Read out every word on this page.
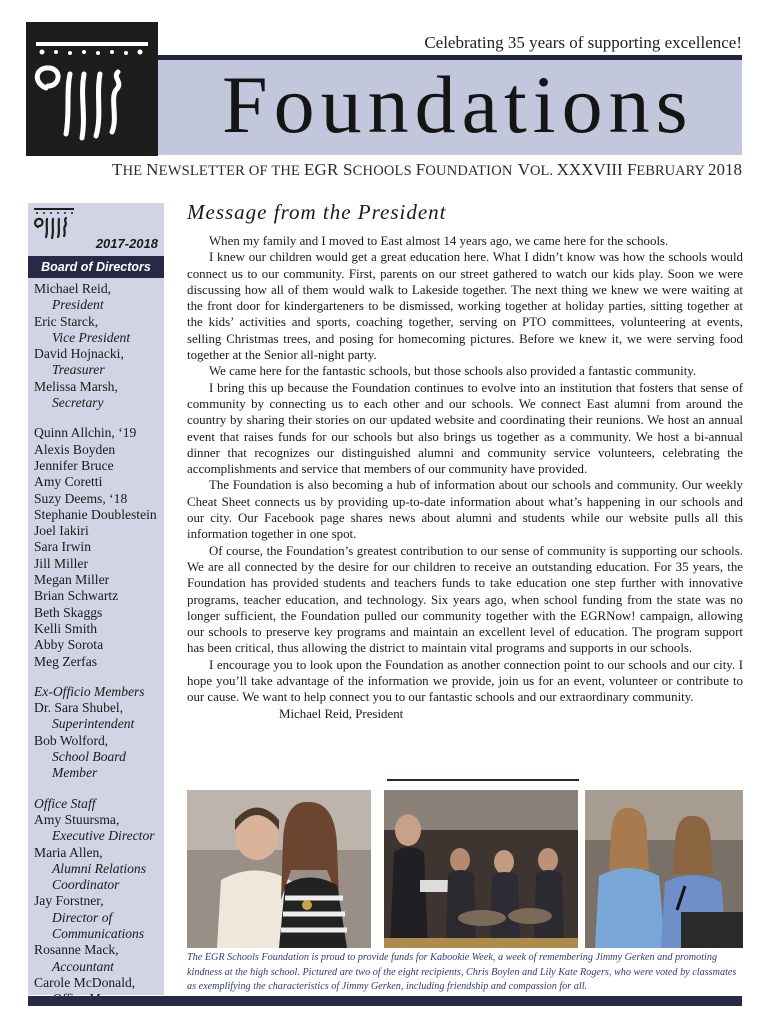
Celebrating 35 years of supporting excellence!
Foundations
THE NEWSLETTER OF THE EGR SCHOOLS FOUNDATION VOL. XXXVIII FEBRUARY 2018
2017-2018
Board of Directors
Michael Reid,
President
Eric Starck,
Vice President
David Hojnacki,
Treasurer
Melissa Marsh,
Secretary
Quinn Allchin, ‘19
Alexis Boyden
Jennifer Bruce
Amy Coretti
Suzy Deems, ‘18
Stephanie Doublestein
Joel Iakiri
Sara Irwin
Jill Miller
Megan Miller
Brian Schwartz
Beth Skaggs
Kelli Smith
Abby Sorota
Meg Zerfas
Ex-Officio Members
Dr. Sara Shubel,
Superintendent
Bob Wolford,
School Board Member
Office Staff
Amy Stuursma,
Executive Director
Maria Allen,
Alumni Relations
Coordinator
Jay Forstner,
Director of
Communications
Rosanne Mack,
Accountant
Carole McDonald,
Message from the President

When my family and I moved to East almost 14 years ago, we came here for the schools.

I knew our children would get a great education here. What I didn’t know was how the schools would connect us to our community. First, parents on our street gathered to watch our kids play. Soon we were discussing how all of them would walk to Lakeside together. The next thing we knew we were waiting at the front door for kindergarteners to be dismissed, working together at holiday parties, sitting together at the kids’ activities and sports, coaching together, serving on PTO committees, volunteering at events, selling Christmas trees, and posing for homecoming pictures. Before we knew it, we were serving food together at the Senior all-night party.

We came here for the fantastic schools, but those schools also provided a fantastic community.

I bring this up because the Foundation continues to evolve into an institution that fosters that sense of community by connecting us to each other and our schools. We connect East alumni from around the country by sharing their stories on our updated website and coordinating their reunions. We host an annual event that raises funds for our schools but also brings us together as a community. We host a bi-annual dinner that recognizes our distinguished alumni and community service volunteers, celebrating the accomplishments and service that members of our community have provided.

The Foundation is also becoming a hub of information about our schools and community. Our weekly Cheat Sheet connects us by providing up-to-date information about what’s happening in our schools and our city. Our Facebook page shares news about alumni and students while our website pulls all this information together in one spot.

Of course, the Foundation’s greatest contribution to our sense of community is supporting our schools. We are all connected by the desire for our children to receive an outstanding education. For 35 years, the Foundation has provided students and teachers funds to take education one step further with innovative programs, teacher education, and technology. Six years ago, when school funding from the state was no longer sufficient, the Foundation pulled our community together with the EGRNow! campaign, allowing our schools to preserve key programs and maintain an excellent level of education. The program support has been critical, thus allowing the district to maintain vital programs and supports in our schools.

I encourage you to look upon the Foundation as another connection point to our schools and our city. I hope you’ll take advantage of the information we provide, join us for an event, volunteer or contribute to our cause. We want to help connect you to our fantastic schools and our extraordinary community.

Michael Reid, President

The EGR Schools Foundation is proud to provide funds for Kabookie Week, a week of remembering Jimmy Gerken and promoting kindness at the high school. Pictured are two of the eight recipients, Chris Boylen and Lily Kate Rogers, who were voted by classmates as exemplifying the characteristics of Jimmy Gerken, including friendship and compassion for all.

Prompt:
Write out the listing above again, exactly, but with no pictures in the copy.

Solution to the exercise:
Read out every word on this page.
Celebrating 35 years of supporting excellence!
Foundations
THE NEWSLETTER OF THE EGR SCHOOLS FOUNDATION VOL. XXXVIII FEBRUARY 2018
2017-2018
Board of Directors
Michael Reid,
President
Eric Starck,
Vice President
David Hojnacki,
Treasurer
Melissa Marsh,
Secretary
Quinn Allchin, ‘19
Alexis Boyden
Jennifer Bruce
Amy Coretti
Suzy Deems, ‘18
Stephanie Doublestein
Joel Iakiri
Sara Irwin
Jill Miller
Megan Miller
Brian Schwartz
Beth Skaggs
Kelli Smith
Abby Sorota
Meg Zerfas
Ex-Officio Members
Dr. Sara Shubel,
Superintendent
Bob Wolford,
School Board Member
Office Staff
Amy Stuursma,
Executive Director
Maria Allen,
Alumni Relations
Coordinator
Jay Forstner,
Director of
Communications
Rosanne Mack,
Accountant
Carole McDonald,
Message from the President

When my family and I moved to East almost 14 years ago, we came here for the schools.

I knew our children would get a great education here. What I didn’t know was how the schools would connect us to our community. First, parents on our street gathered to watch our kids play. Soon we were discussing how all of them would walk to Lakeside together. The next thing we knew we were waiting at the front door for kindergarteners to be dismissed, working together at holiday parties, sitting together at the kids’ activities and sports, coaching together, serving on PTO committees, volunteering at events, selling Christmas trees, and posing for homecoming pictures. Before we knew it, we were serving food together at the Senior all-night party.

We came here for the fantastic schools, but those schools also provided a fantastic community.

I bring this up because the Foundation continues to evolve into an institution that fosters that sense of community by connecting us to each other and our schools. We connect East alumni from around the country by sharing their stories on our updated website and coordinating their reunions. We host an annual event that raises funds for our schools but also brings us together as a community. We host a bi-annual dinner that recognizes our distinguished alumni and community service volunteers, celebrating the accomplishments and service that members of our community have provided.

The Foundation is also becoming a hub of information about our schools and community. Our weekly Cheat Sheet connects us by providing up-to-date information about what’s happening in our schools and our city. Our Facebook page shares news about alumni and students while our website pulls all this information together in one spot.

Of course, the Foundation’s greatest contribution to our sense of community is supporting our schools. We are all connected by the desire for our children to receive an outstanding education. For 35 years, the Foundation has provided students and teachers funds to take education one step further with innovative programs, teacher education, and technology. Six years ago, when school funding from the state was no longer sufficient, the Foundation pulled our community together with the EGRNow! campaign, allowing our schools to preserve key programs and maintain an excellent level of education. The program support has been critical, thus allowing the district to maintain vital programs and supports in our schools.

I encourage you to look upon the Foundation as another connection point to our schools and our city. I hope you’ll take advantage of the information we provide, join us for an event, volunteer or contribute to our cause. We want to help connect you to our fantastic schools and our extraordinary community.

Michael Reid, President

The EGR Schools Foundation is proud to provide funds for Kabookie Week, a week of remembering Jimmy Gerken and promoting kindness at the high school. Pictured are two of the eight recipients, Chris Boylen and Lily Kate Rogers, who were voted by classmates as exemplifying the characteristics of Jimmy Gerken, including friendship and compassion for all.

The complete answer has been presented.